> _Written request_:
Reproduce the listing below character for character; drop every image.

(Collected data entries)

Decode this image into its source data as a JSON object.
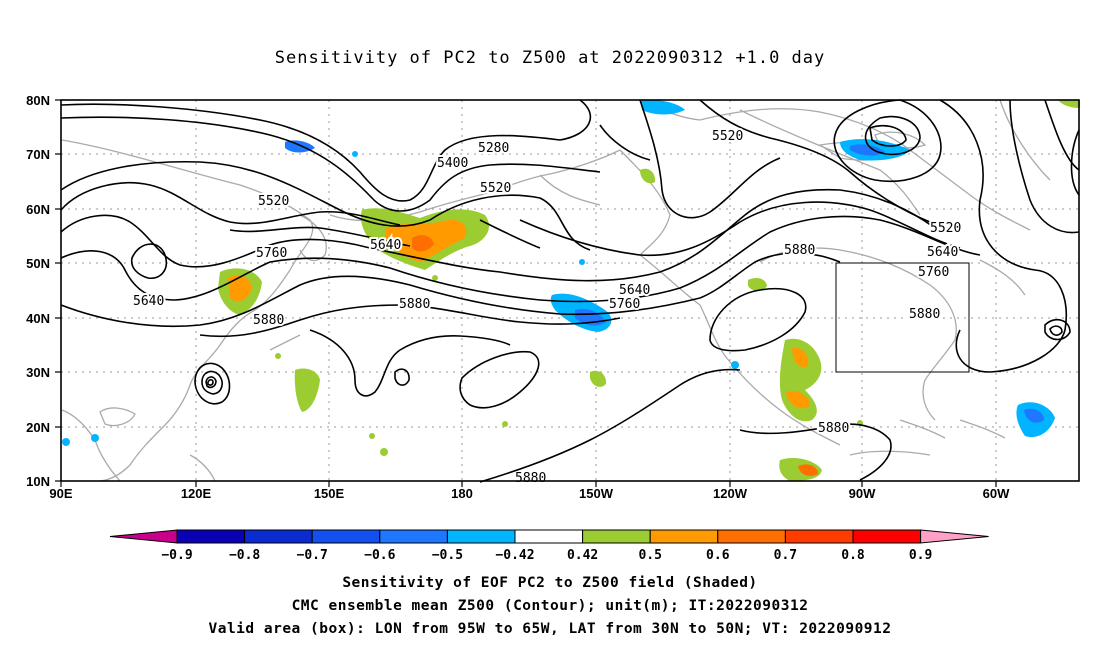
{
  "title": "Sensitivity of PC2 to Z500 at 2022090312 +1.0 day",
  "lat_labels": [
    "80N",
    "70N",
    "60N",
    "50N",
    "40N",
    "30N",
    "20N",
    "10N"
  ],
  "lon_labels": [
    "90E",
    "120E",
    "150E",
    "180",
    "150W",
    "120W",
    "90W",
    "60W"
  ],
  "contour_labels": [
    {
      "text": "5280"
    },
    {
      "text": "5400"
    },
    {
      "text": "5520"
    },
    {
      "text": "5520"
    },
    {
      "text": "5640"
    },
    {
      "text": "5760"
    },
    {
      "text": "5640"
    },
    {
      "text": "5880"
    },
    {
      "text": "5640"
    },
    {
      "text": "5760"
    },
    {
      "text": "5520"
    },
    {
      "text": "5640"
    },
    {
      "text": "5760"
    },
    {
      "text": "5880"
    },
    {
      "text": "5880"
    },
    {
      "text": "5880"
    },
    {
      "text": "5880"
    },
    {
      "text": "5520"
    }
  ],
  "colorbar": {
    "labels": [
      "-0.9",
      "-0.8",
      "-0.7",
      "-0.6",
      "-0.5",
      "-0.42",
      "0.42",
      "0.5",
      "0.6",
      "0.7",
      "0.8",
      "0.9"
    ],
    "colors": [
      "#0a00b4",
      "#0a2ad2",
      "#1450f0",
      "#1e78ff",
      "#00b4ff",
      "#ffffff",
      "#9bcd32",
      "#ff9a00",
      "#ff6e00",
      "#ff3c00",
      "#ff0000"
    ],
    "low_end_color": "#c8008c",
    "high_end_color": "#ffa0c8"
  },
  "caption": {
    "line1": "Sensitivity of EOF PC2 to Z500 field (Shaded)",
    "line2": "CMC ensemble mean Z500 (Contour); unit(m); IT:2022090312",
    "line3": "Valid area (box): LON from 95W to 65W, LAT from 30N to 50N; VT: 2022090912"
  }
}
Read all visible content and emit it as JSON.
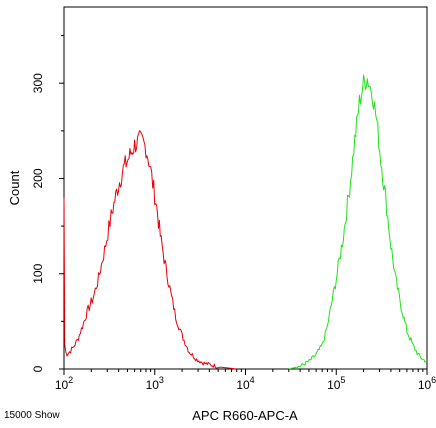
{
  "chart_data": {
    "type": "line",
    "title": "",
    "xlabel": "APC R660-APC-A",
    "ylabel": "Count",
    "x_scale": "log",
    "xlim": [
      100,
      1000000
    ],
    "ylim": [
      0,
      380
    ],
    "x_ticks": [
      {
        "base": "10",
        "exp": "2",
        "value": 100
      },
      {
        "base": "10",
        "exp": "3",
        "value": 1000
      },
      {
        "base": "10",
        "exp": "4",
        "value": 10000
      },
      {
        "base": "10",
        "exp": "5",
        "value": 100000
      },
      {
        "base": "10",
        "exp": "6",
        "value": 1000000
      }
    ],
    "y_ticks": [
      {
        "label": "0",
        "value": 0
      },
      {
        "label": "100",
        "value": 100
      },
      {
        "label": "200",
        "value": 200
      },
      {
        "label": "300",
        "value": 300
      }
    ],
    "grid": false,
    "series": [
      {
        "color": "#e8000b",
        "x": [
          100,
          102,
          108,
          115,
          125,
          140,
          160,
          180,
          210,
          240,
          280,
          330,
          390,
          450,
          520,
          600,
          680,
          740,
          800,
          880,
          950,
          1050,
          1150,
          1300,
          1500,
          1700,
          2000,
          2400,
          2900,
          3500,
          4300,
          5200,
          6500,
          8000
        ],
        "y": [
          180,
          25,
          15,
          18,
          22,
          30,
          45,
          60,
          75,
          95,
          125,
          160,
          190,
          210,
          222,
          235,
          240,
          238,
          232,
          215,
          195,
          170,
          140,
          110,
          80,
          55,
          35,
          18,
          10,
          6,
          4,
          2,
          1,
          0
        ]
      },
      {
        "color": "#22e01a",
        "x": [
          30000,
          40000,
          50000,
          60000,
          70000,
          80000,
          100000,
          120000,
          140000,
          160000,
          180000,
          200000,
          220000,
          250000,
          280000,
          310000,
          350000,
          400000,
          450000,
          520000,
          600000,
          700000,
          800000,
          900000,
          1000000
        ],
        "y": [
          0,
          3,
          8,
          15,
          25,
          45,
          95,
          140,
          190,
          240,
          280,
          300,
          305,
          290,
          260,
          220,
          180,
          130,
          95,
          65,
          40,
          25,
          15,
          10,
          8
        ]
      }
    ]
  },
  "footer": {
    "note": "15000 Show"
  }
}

> _Result of the exercise_:
Decode this image into its source data as a JSON object.
{
  "title": "Sensitivity of PC2 to Z500 at 2022090312 +1.0 day",
  "lat_labels": [
    "80N",
    "70N",
    "60N",
    "50N",
    "40N",
    "30N",
    "20N",
    "10N"
  ],
  "lon_labels": [
    "90E",
    "120E",
    "150E",
    "180",
    "150W",
    "120W",
    "90W",
    "60W"
  ],
  "contour_labels": [
    {
      "text": "5280"
    },
    {
      "text": "5400"
    },
    {
      "text": "5520"
    },
    {
      "text": "5520"
    },
    {
      "text": "5640"
    },
    {
      "text": "5760"
    },
    {
      "text": "5640"
    },
    {
      "text": "5880"
    },
    {
      "text": "5640"
    },
    {
      "text": "5760"
    },
    {
      "text": "5520"
    },
    {
      "text": "5640"
    },
    {
      "text": "5760"
    },
    {
      "text": "5880"
    },
    {
      "text": "5880"
    },
    {
      "text": "5880"
    },
    {
      "text": "5880"
    },
    {
      "text": "5520"
    }
  ],
  "colorbar": {
    "labels": [
      "-0.9",
      "-0.8",
      "-0.7",
      "-0.6",
      "-0.5",
      "-0.42",
      "0.42",
      "0.5",
      "0.6",
      "0.7",
      "0.8",
      "0.9"
    ],
    "colors": [
      "#0a00b4",
      "#0a2ad2",
      "#1450f0",
      "#1e78ff",
      "#00b4ff",
      "#ffffff",
      "#9bcd32",
      "#ff9a00",
      "#ff6e00",
      "#ff3c00",
      "#ff0000"
    ],
    "low_end_color": "#c8008c",
    "high_end_color": "#ffa0c8"
  },
  "caption": {
    "line1": "Sensitivity of EOF PC2 to Z500 field (Shaded)",
    "line2": "CMC ensemble mean Z500 (Contour); unit(m); IT:2022090312",
    "line3": "Valid area (box): LON from 95W to 65W, LAT from 30N to 50N; VT: 2022090912"
  }
}
Read all visible content and emit it as JSON.
{
  "chart_data": {
    "type": "line",
    "title": "",
    "xlabel": "APC R660-APC-A",
    "ylabel": "Count",
    "x_scale": "log",
    "xlim": [
      100,
      1000000
    ],
    "ylim": [
      0,
      380
    ],
    "x_ticks": [
      {
        "base": "10",
        "exp": "2",
        "value": 100
      },
      {
        "base": "10",
        "exp": "3",
        "value": 1000
      },
      {
        "base": "10",
        "exp": "4",
        "value": 10000
      },
      {
        "base": "10",
        "exp": "5",
        "value": 100000
      },
      {
        "base": "10",
        "exp": "6",
        "value": 1000000
      }
    ],
    "y_ticks": [
      {
        "label": "0",
        "value": 0
      },
      {
        "label": "100",
        "value": 100
      },
      {
        "label": "200",
        "value": 200
      },
      {
        "label": "300",
        "value": 300
      }
    ],
    "grid": false,
    "series": [
      {
        "color": "#e8000b",
        "x": [
          100,
          102,
          108,
          115,
          125,
          140,
          160,
          180,
          210,
          240,
          280,
          330,
          390,
          450,
          520,
          600,
          680,
          740,
          800,
          880,
          950,
          1050,
          1150,
          1300,
          1500,
          1700,
          2000,
          2400,
          2900,
          3500,
          4300,
          5200,
          6500,
          8000
        ],
        "y": [
          180,
          25,
          15,
          18,
          22,
          30,
          45,
          60,
          75,
          95,
          125,
          160,
          190,
          210,
          222,
          235,
          240,
          238,
          232,
          215,
          195,
          170,
          140,
          110,
          80,
          55,
          35,
          18,
          10,
          6,
          4,
          2,
          1,
          0
        ]
      },
      {
        "color": "#22e01a",
        "x": [
          30000,
          40000,
          50000,
          60000,
          70000,
          80000,
          100000,
          120000,
          140000,
          160000,
          180000,
          200000,
          220000,
          250000,
          280000,
          310000,
          350000,
          400000,
          450000,
          520000,
          600000,
          700000,
          800000,
          900000,
          1000000
        ],
        "y": [
          0,
          3,
          8,
          15,
          25,
          45,
          95,
          140,
          190,
          240,
          280,
          300,
          305,
          290,
          260,
          220,
          180,
          130,
          95,
          65,
          40,
          25,
          15,
          10,
          8
        ]
      }
    ]
  },
  "footer": {
    "note": "15000 Show"
  }
}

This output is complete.